Collection entries

------------------------

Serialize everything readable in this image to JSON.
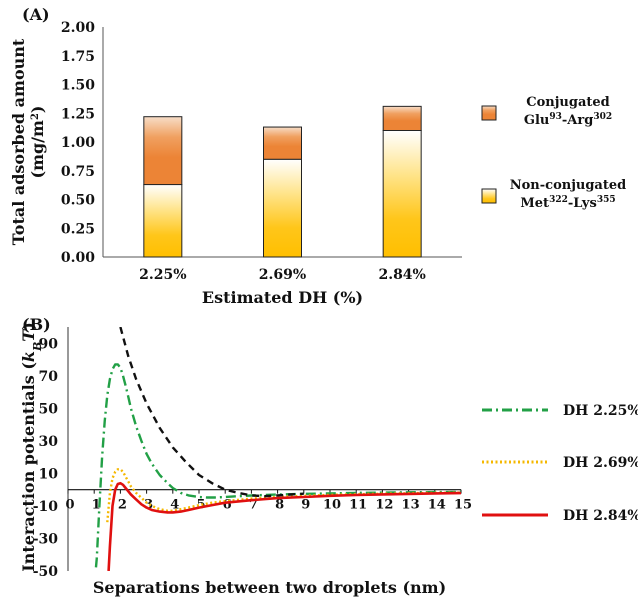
{
  "chart_data": [
    {
      "panel_label": "(A)",
      "type": "bar",
      "stacked": true,
      "categories": [
        "2.25%",
        "2.69%",
        "2.84%"
      ],
      "series": [
        {
          "name_lines": [
            "Non-conjugated",
            "Met",
            "322",
            "-Lys",
            "355"
          ],
          "values": [
            0.63,
            0.85,
            1.1
          ]
        },
        {
          "name_lines": [
            "Conjugated",
            "Glu",
            "93",
            "-Arg",
            "302"
          ],
          "values": [
            0.59,
            0.28,
            0.21
          ]
        }
      ],
      "xlabel": "Estimated DH (%)",
      "ylabel": [
        "Total adsorbed amount",
        "(mg/m",
        "2",
        ")"
      ],
      "ylim": [
        0,
        2.0
      ],
      "yticks": [
        "0.00",
        "0.25",
        "0.50",
        "0.75",
        "1.00",
        "1.25",
        "1.50",
        "1.75",
        "2.00"
      ],
      "legend_position": "right"
    },
    {
      "panel_label": "(B)",
      "type": "line",
      "series": [
        {
          "name": "DH 2.25%",
          "color": "#22a046",
          "dash": "dashdot",
          "x": [
            1.0,
            1.1,
            1.2,
            1.3,
            1.4,
            1.5,
            1.6,
            1.7,
            1.8,
            1.9,
            2.0,
            2.1,
            2.2,
            2.3,
            2.4,
            2.6,
            2.8,
            3.0,
            3.2,
            3.5,
            3.8,
            4.0,
            4.3,
            4.6,
            5.0,
            5.3,
            5.6,
            6.0,
            6.5,
            7.0,
            8.0,
            9.0,
            10.0,
            11.0,
            12.0,
            13.0,
            14.0,
            15.0
          ],
          "y": [
            -60,
            -42,
            -10,
            20,
            42,
            58,
            68,
            74,
            77,
            77,
            75,
            70,
            64,
            57,
            50,
            39,
            30,
            22,
            16,
            9,
            4,
            1,
            -2,
            -3.5,
            -4.5,
            -4.8,
            -4.8,
            -4.5,
            -4,
            -3.6,
            -3,
            -2.6,
            -2.3,
            -2,
            -1.8,
            -1.6,
            -1.5,
            -1.4
          ]
        },
        {
          "name": "DH 2.69%",
          "color": "#f5b800",
          "dash": "dotted",
          "x": [
            1.5,
            1.6,
            1.7,
            1.8,
            1.9,
            2.0,
            2.1,
            2.2,
            2.3,
            2.4,
            2.6,
            2.8,
            3.0,
            3.2,
            3.5,
            3.8,
            4.0,
            4.3,
            4.6,
            5.0,
            5.5,
            6.0,
            7.0,
            8.0,
            9.0,
            10.0,
            11.0,
            12.0,
            13.0,
            14.0,
            15.0
          ],
          "y": [
            -20,
            -2,
            7,
            11,
            12.5,
            12.5,
            11,
            8,
            5,
            2,
            -2,
            -5,
            -8,
            -10,
            -12,
            -13,
            -13,
            -12,
            -11,
            -9.5,
            -8,
            -7,
            -5.5,
            -4.5,
            -3.8,
            -3.2,
            -2.8,
            -2.5,
            -2.2,
            -2,
            -1.8
          ]
        },
        {
          "name": "DH 2.84%",
          "color": "#e01010",
          "dash": "solid",
          "x": [
            1.55,
            1.6,
            1.7,
            1.8,
            1.9,
            2.0,
            2.1,
            2.2,
            2.3,
            2.4,
            2.6,
            2.8,
            3.0,
            3.2,
            3.5,
            3.8,
            4.0,
            4.3,
            4.6,
            5.0,
            5.5,
            6.0,
            7.0,
            8.0,
            9.0,
            10.0,
            11.0,
            12.0,
            13.0,
            14.0,
            15.0
          ],
          "y": [
            -50,
            -35,
            -10,
            0,
            3.5,
            4,
            3,
            1,
            -1,
            -3,
            -6,
            -9,
            -11,
            -12.5,
            -13.5,
            -14,
            -14,
            -13.5,
            -12.5,
            -11,
            -9.5,
            -8,
            -6.5,
            -5.2,
            -4.5,
            -3.8,
            -3.3,
            -2.9,
            -2.6,
            -2.3,
            -2.1
          ]
        },
        {
          "color": "#111111",
          "dash": "dashed",
          "x": [
            2.0,
            2.3,
            2.6,
            3.0,
            3.5,
            4.0,
            4.5,
            5.0,
            5.5,
            6.0,
            6.5,
            7.0,
            7.5,
            8.0,
            8.5,
            9.0
          ],
          "y": [
            100,
            82,
            68,
            53,
            38,
            26,
            17,
            9,
            4,
            0,
            -2,
            -3.5,
            -4,
            -3.5,
            -3,
            -2.5
          ]
        }
      ],
      "xlabel": "Separations between two droplets (nm)",
      "ylabel_text": "Interaction potentials (",
      "ylabel_unit_k": "k",
      "ylabel_unit_sub": "B",
      "ylabel_unit_t": "T",
      "ylabel_close": ")",
      "xlim": [
        0,
        15
      ],
      "ylim": [
        -50,
        100
      ],
      "xticks": [
        "0",
        "1",
        "2",
        "3",
        "4",
        "5",
        "6",
        "7",
        "8",
        "9",
        "10",
        "11",
        "12",
        "13",
        "14",
        "15"
      ],
      "yticks": [
        "-50",
        "-30",
        "-10",
        "10",
        "30",
        "50",
        "70",
        "90"
      ],
      "legend_position": "right"
    }
  ]
}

------------------------

### Short exercise:
Count every line above that holds the word "dash", and state the number and nothing more.

### Solution for this exercise:
4